● Exercise
Every entry needs to be reproduced exactly.

● Input rows

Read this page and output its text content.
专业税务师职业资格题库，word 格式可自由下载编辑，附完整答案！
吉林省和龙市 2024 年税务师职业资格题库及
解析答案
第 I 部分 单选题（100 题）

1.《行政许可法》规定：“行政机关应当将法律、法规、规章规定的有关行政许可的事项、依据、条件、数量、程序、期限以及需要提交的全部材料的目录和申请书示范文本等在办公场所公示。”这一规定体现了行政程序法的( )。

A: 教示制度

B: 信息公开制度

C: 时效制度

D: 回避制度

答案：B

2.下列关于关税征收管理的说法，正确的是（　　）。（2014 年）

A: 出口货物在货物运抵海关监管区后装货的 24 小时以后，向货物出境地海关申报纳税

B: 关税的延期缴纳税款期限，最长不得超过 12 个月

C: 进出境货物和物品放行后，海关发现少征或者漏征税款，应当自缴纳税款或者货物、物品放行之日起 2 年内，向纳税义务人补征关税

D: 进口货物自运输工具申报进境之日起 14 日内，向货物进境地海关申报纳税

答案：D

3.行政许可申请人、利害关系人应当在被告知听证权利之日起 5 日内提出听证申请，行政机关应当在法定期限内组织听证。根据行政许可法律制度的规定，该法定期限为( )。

● Result below
Read this page and output its text content.
专业税务师职业资格题库，word 格式可自由下载编辑，附完整答案！
吉林省和龙市 2024 年税务师职业资格题库及
解析答案
第 I 部分 单选题（100 题）

1.《行政许可法》规定：“行政机关应当将法律、法规、规章规定的有关行政许可的事项、依据、条件、数量、程序、期限以及需要提交的全部材料的目录和申请书示范文本等在办公场所公示。”这一规定体现了行政程序法的( )。

A: 教示制度

B: 信息公开制度

C: 时效制度

D: 回避制度

答案：B

2.下列关于关税征收管理的说法，正确的是（　　）。（2014 年）

A: 出口货物在货物运抵海关监管区后装货的 24 小时以后，向货物出境地海关申报纳税

B: 关税的延期缴纳税款期限，最长不得超过 12 个月

C: 进出境货物和物品放行后，海关发现少征或者漏征税款，应当自缴纳税款或者货物、物品放行之日起 2 年内，向纳税义务人补征关税

D: 进口货物自运输工具申报进境之日起 14 日内，向货物进境地海关申报纳税

答案：D

3.行政许可申请人、利害关系人应当在被告知听证权利之日起 5 日内提出听证申请，行政机关应当在法定期限内组织听证。根据行政许可法律制度的规定，该法定期限为( )。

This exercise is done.